▶ **Excerpted records**:
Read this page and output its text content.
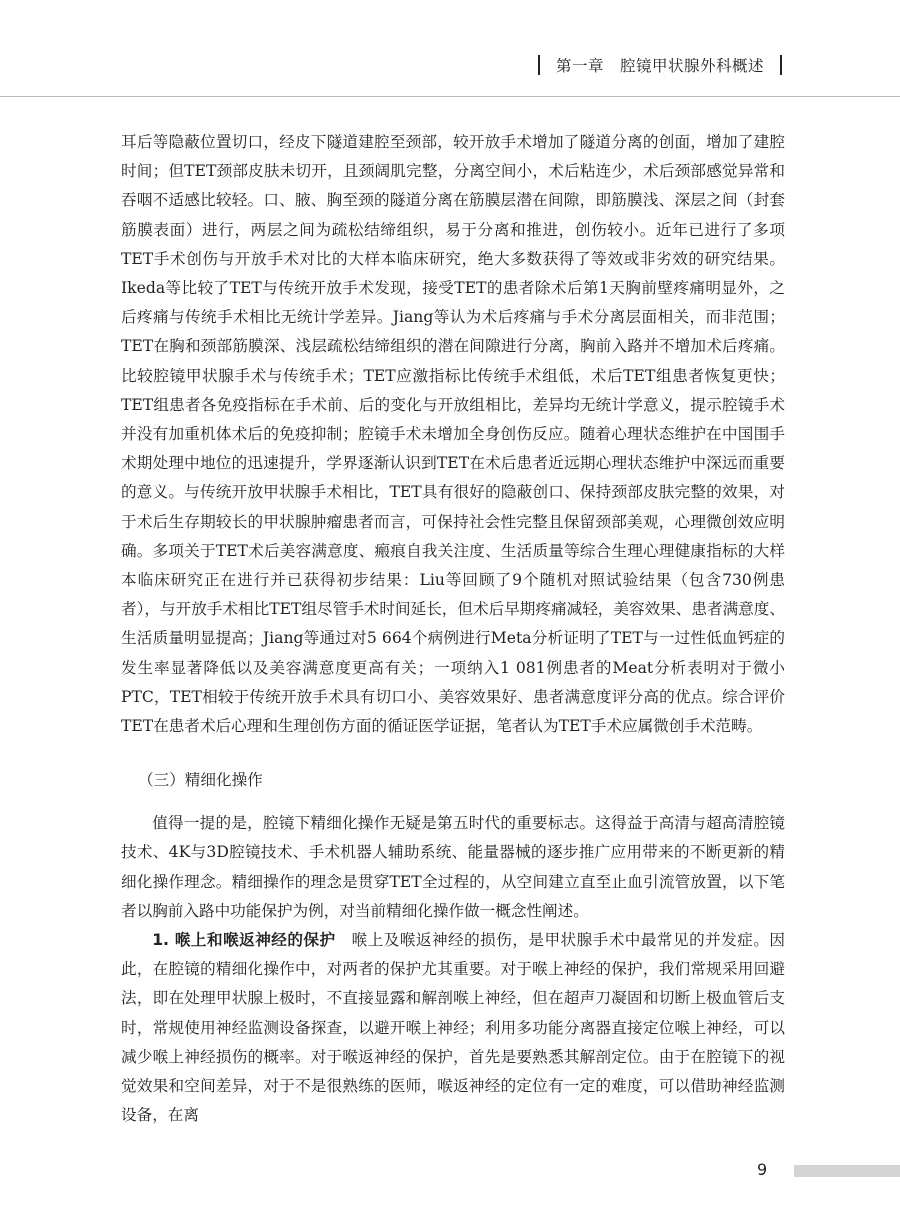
第一章 腔镜甲状腺外科概述

耳后等隐蔽位置切口，经皮下隧道建腔至颈部，较开放手术增加了隧道分离的创面，增加了建腔时间；但TET颈部皮肤未切开，且颈阔肌完整，分离空间小，术后粘连少，术后颈部感觉异常和吞咽不适感比较轻。口、腋、胸至颈的隧道分离在筋膜层潜在间隙，即筋膜浅、深层之间（封套筋膜表面）进行，两层之间为疏松结缔组织，易于分离和推进，创伤较小。近年已进行了多项TET手术创伤与开放手术对比的大样本临床研究，绝大多数获得了等效或非劣效的研究结果。Ikeda等比较了TET与传统开放手术发现，接受TET的患者除术后第1天胸前壁疼痛明显外，之后疼痛与传统手术相比无统计学差异。Jiang等认为术后疼痛与手术分离层面相关，而非范围；TET在胸和颈部筋膜深、浅层疏松结缔组织的潜在间隙进行分离，胸前入路并不增加术后疼痛。比较腔镜甲状腺手术与传统手术；TET应激指标比传统手术组低，术后TET组患者恢复更快；TET组患者各免疫指标在手术前、后的变化与开放组相比，差异均无统计学意义，提示腔镜手术并没有加重机体术后的免疫抑制；腔镜手术未增加全身创伤反应。随着心理状态维护在中国围手术期处理中地位的迅速提升，学界逐渐认识到TET在术后患者近远期心理状态维护中深远而重要的意义。与传统开放甲状腺手术相比，TET具有很好的隐蔽创口、保持颈部皮肤完整的效果，对于术后生存期较长的甲状腺肿瘤患者而言，可保持社会性完整且保留颈部美观，心理微创效应明确。多项关于TET术后美容满意度、瘢痕自我关注度、生活质量等综合生理心理健康指标的大样本临床研究正在进行并已获得初步结果：Liu等回顾了9个随机对照试验结果（包含730例患者），与开放手术相比TET组尽管手术时间延长，但术后早期疼痛减轻，美容效果、患者满意度、生活质量明显提高；Jiang等通过对5 664个病例进行Meta分析证明了TET与一过性低血钙症的发生率显著降低以及美容满意度更高有关；一项纳入1 081例患者的Meat分析表明对于微小PTC，TET相较于传统开放手术具有切口小、美容效果好、患者满意度评分高的优点。综合评价TET在患者术后心理和生理创伤方面的循证医学证据，笔者认为TET手术应属微创手术范畴。

（三）精细化操作

值得一提的是，腔镜下精细化操作无疑是第五时代的重要标志。这得益于高清与超高清腔镜技术、4K与3D腔镜技术、手术机器人辅助系统、能量器械的逐步推广应用带来的不断更新的精细化操作理念。精细操作的理念是贯穿TET全过程的，从空间建立直至止血引流管放置，以下笔者以胸前入路中功能保护为例，对当前精细化操作做一概念性阐述。

1. 喉上和喉返神经的保护　喉上及喉返神经的损伤，是甲状腺手术中最常见的并发症。因此，在腔镜的精细化操作中，对两者的保护尤其重要。对于喉上神经的保护，我们常规采用回避法，即在处理甲状腺上极时，不直接显露和解剖喉上神经，但在超声刀凝固和切断上极血管后支时，常规使用神经监测设备探查，以避开喉上神经；利用多功能分离器直接定位喉上神经，可以减少喉上神经损伤的概率。对于喉返神经的保护，首先是要熟悉其解剖定位。由于在腔镜下的视觉效果和空间差异，对于不是很熟练的医师，喉返神经的定位有一定的难度，可以借助神经监测设备，在离

9
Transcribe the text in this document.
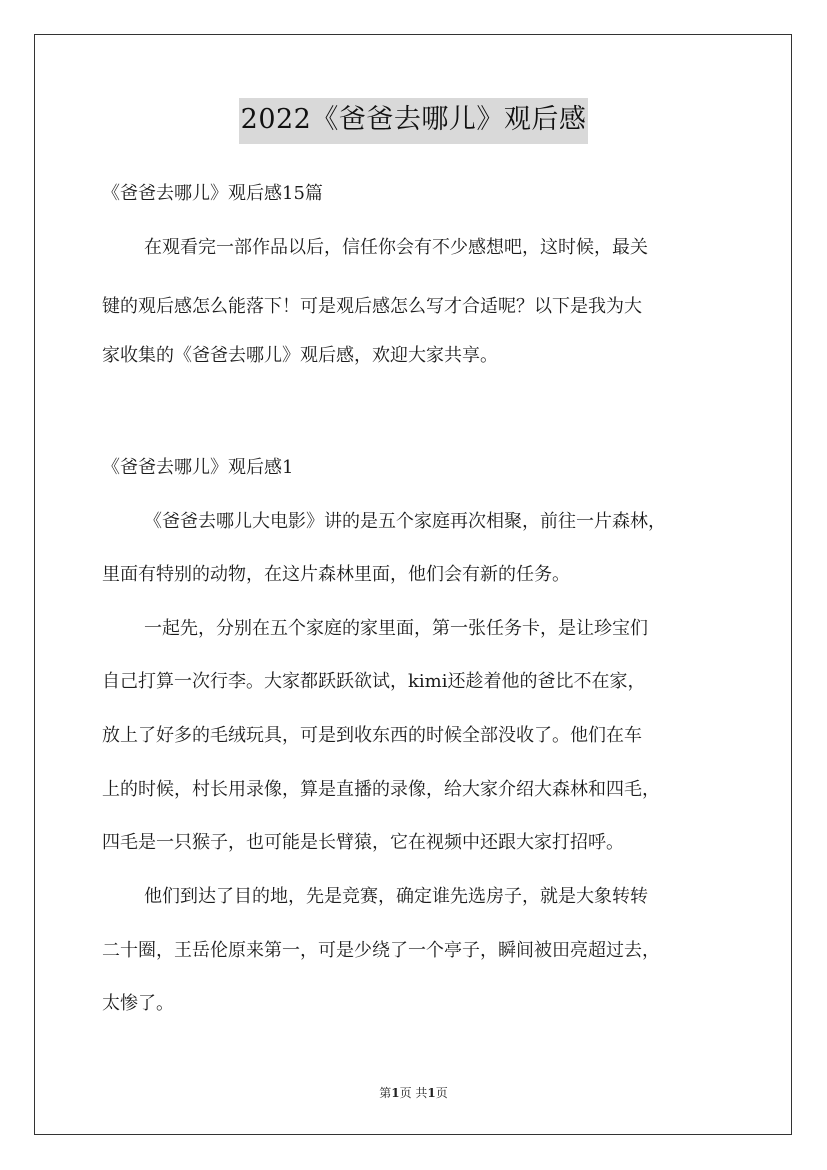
2022《爸爸去哪儿》观后感
《爸爸去哪儿》观后感15篇
在观看完一部作品以后，信任你会有不少感想吧，这时候，最关
键的观后感怎么能落下！可是观后感怎么写才合适呢？以下是我为大
家收集的《爸爸去哪儿》观后感，欢迎大家共享。
《爸爸去哪儿》观后感1
《爸爸去哪儿大电影》讲的是五个家庭再次相聚，前往一片森林，
里面有特别的动物，在这片森林里面，他们会有新的任务。
一起先，分别在五个家庭的家里面，第一张任务卡，是让珍宝们
自己打算一次行李。大家都跃跃欲试，kimi还趁着他的爸比不在家，
放上了好多的毛绒玩具，可是到收东西的时候全部没收了。他们在车
上的时候，村长用录像，算是直播的录像，给大家介绍大森林和四毛，
四毛是一只猴子，也可能是长臂猿，它在视频中还跟大家打招呼。
他们到达了目的地，先是竞赛，确定谁先选房子，就是大象转转
二十圈，王岳伦原来第一，可是少绕了一个亭子，瞬间被田亮超过去，
太惨了。
第1页 共1页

▶ **Do this**: The lines to collect are those holding the string "text"; copy them all.

▶ **Response below**:
Read this page and output its text content.
Transcribe the text in this document.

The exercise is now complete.